Exercise goal - Below are records to repeat exactly. Omit the pictures from the copy.
--- Start of Exercise inputs ---
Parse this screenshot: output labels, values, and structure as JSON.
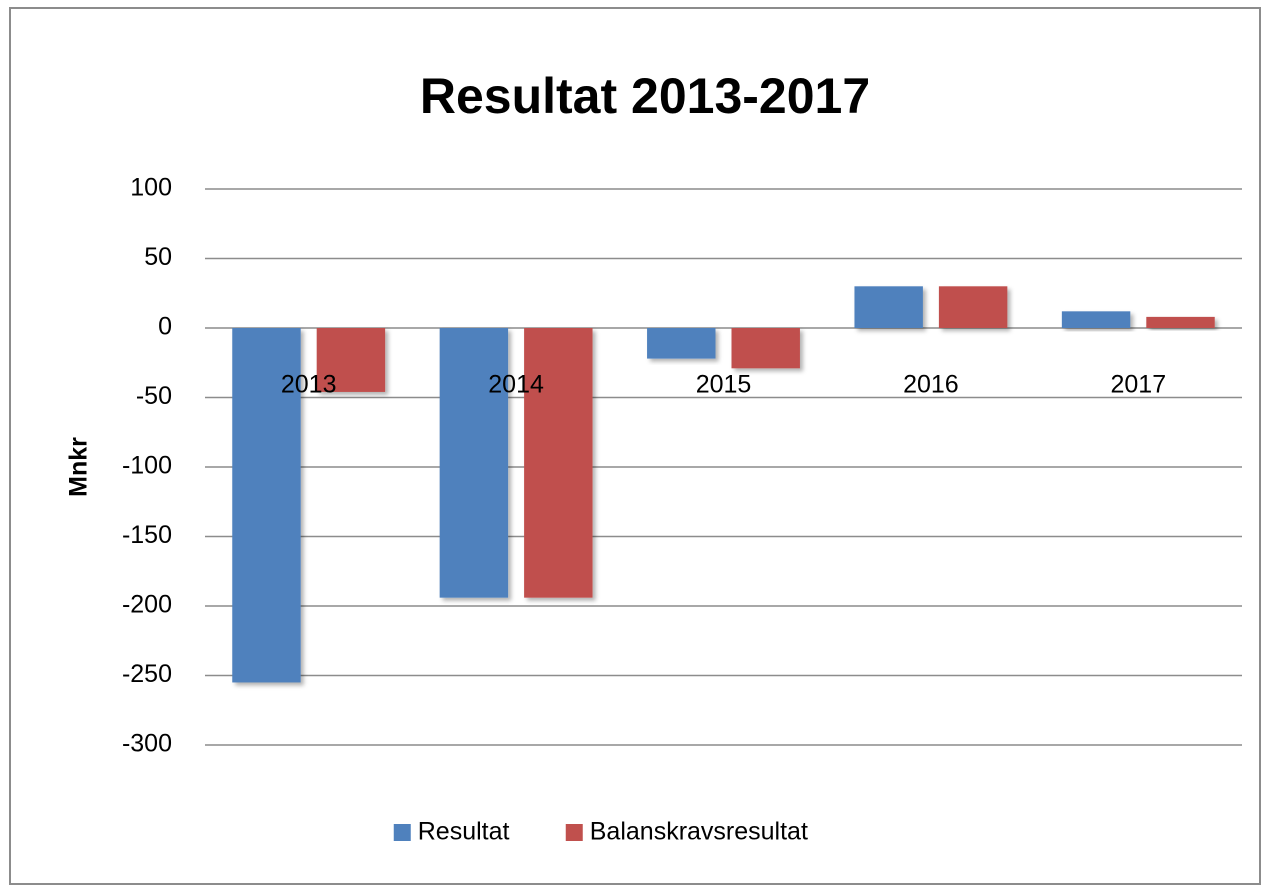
{
  "chart_data": {
    "type": "bar",
    "title": "Resultat 2013-2017",
    "y_label": "Mnkr",
    "categories": [
      "2013",
      "2014",
      "2015",
      "2016",
      "2017"
    ],
    "series": [
      {
        "name": "Resultat",
        "color": "#4f81bd",
        "values": [
          -255,
          -194,
          -22,
          30,
          12
        ]
      },
      {
        "name": "Balanskravsresultat",
        "color": "#c0504d",
        "values": [
          -46,
          -194,
          -29,
          30,
          8
        ]
      }
    ],
    "ylim": [
      -300,
      100
    ],
    "yticks": [
      -300,
      -250,
      -200,
      -150,
      -100,
      -50,
      0,
      50,
      100
    ],
    "grid": true,
    "legend": "bottom"
  }
}
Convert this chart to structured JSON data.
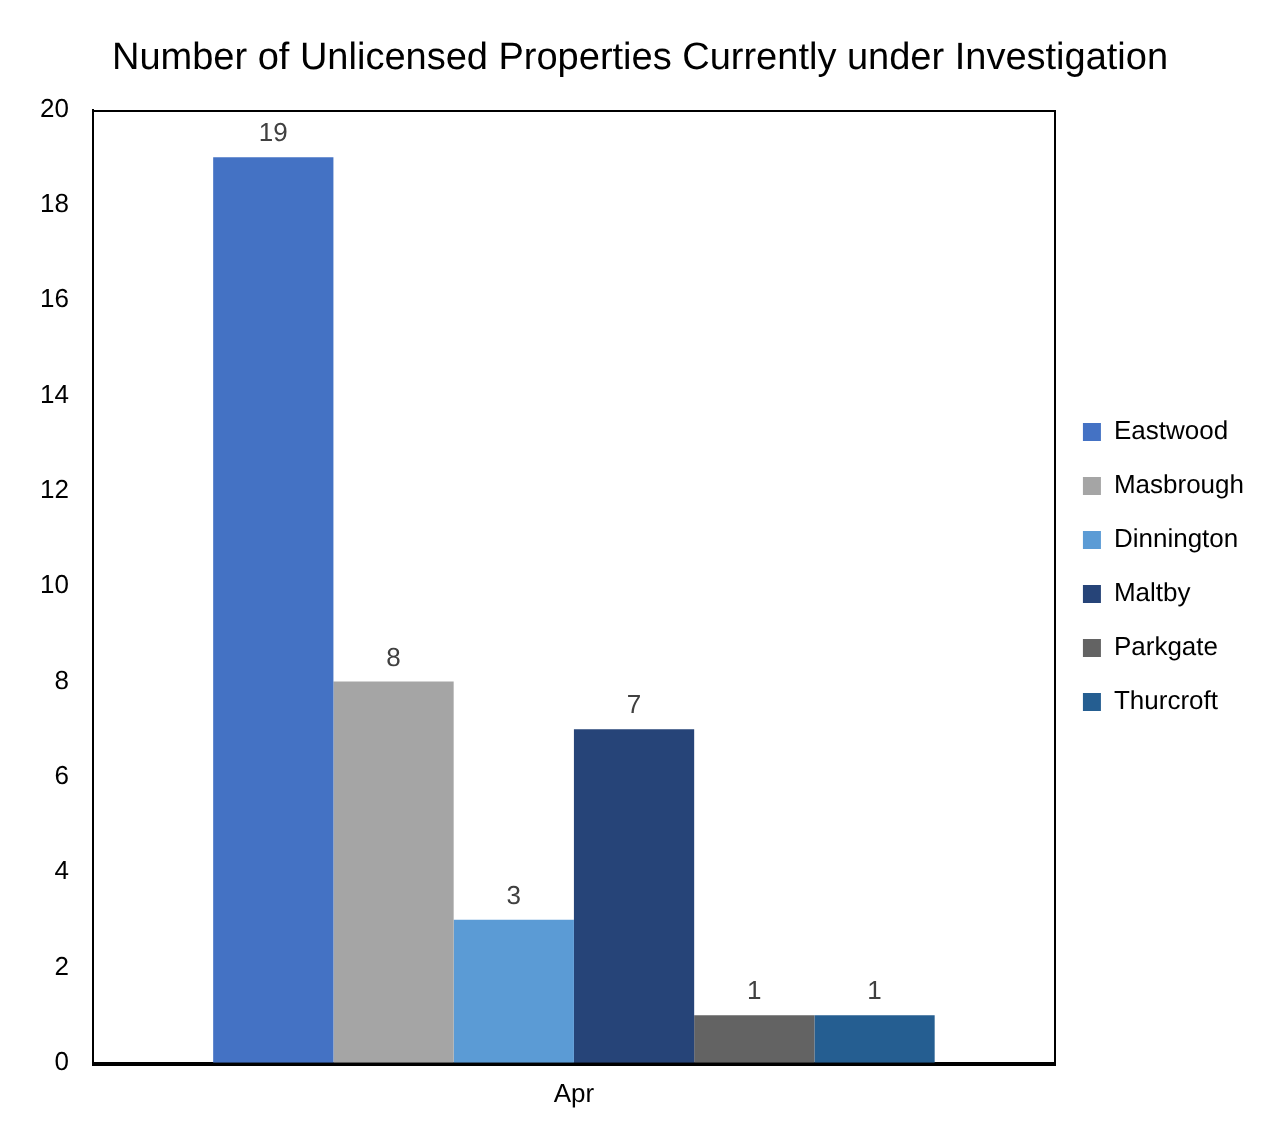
--- End of Exercise inputs ---
Answer to this task -
Parse this screenshot: output labels, values, and structure as JSON.
{
  "chart_data": {
    "type": "bar",
    "title": "Resultat 2013-2017",
    "y_label": "Mnkr",
    "categories": [
      "2013",
      "2014",
      "2015",
      "2016",
      "2017"
    ],
    "series": [
      {
        "name": "Resultat",
        "color": "#4f81bd",
        "values": [
          -255,
          -194,
          -22,
          30,
          12
        ]
      },
      {
        "name": "Balanskravsresultat",
        "color": "#c0504d",
        "values": [
          -46,
          -194,
          -29,
          30,
          8
        ]
      }
    ],
    "ylim": [
      -300,
      100
    ],
    "yticks": [
      -300,
      -250,
      -200,
      -150,
      -100,
      -50,
      0,
      50,
      100
    ],
    "grid": true,
    "legend": "bottom"
  }
}
Convert this chart to structured JSON data.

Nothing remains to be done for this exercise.